▶ **Requirement**:
Sort through the entries below and pull out lines containing the word "respect".

[Data records]
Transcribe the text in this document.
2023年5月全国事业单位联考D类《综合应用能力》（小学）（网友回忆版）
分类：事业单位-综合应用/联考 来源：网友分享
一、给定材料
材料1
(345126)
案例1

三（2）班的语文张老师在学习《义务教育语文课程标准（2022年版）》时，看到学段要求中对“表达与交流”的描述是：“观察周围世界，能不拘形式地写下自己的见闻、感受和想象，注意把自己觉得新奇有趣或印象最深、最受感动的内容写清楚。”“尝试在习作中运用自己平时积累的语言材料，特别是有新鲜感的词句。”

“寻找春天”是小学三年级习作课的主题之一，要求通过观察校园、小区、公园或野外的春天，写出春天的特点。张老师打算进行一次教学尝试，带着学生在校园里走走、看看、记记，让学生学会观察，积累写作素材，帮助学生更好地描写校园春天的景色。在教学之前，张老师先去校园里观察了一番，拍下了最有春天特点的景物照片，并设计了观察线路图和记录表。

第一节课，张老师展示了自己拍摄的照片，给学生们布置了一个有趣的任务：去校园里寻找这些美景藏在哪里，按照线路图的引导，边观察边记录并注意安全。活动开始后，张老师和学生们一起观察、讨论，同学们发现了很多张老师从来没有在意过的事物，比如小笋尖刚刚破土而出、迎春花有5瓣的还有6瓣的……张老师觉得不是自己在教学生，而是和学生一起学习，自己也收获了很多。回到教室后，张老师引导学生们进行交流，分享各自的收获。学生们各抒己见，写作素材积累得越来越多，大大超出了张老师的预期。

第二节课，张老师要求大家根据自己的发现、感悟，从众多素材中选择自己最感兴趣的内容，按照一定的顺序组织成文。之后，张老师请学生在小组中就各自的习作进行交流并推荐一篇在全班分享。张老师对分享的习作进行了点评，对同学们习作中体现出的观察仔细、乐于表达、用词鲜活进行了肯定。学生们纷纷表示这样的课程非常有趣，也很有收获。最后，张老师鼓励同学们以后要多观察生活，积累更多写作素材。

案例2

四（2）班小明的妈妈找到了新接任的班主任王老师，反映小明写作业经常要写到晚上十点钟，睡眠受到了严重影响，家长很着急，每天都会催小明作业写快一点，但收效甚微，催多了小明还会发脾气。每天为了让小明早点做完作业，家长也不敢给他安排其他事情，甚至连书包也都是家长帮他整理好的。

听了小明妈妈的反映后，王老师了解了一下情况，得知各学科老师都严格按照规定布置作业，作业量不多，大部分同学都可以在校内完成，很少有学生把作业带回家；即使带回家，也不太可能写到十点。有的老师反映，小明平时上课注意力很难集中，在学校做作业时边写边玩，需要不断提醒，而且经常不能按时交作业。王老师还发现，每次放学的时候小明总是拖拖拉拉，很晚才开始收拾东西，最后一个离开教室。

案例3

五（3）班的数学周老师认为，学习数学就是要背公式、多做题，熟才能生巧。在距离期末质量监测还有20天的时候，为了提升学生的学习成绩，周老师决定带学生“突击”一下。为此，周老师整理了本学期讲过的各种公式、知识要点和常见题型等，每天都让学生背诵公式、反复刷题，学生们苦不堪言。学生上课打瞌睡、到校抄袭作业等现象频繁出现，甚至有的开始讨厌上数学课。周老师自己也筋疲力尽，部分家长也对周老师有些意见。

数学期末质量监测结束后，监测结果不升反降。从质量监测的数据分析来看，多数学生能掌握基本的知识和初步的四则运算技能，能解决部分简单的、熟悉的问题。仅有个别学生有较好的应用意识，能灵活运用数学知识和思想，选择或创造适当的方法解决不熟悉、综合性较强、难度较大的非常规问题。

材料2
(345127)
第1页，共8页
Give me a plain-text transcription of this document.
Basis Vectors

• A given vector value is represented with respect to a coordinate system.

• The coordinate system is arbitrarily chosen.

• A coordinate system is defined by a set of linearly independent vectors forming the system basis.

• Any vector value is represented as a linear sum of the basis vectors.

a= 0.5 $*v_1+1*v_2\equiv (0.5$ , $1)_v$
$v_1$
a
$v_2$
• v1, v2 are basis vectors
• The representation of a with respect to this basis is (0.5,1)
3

▶ **Exercise solution**:
• A given vector value is represented with respect to a coordinate system.
• The representation of a with respect to this basis is (0.5,1)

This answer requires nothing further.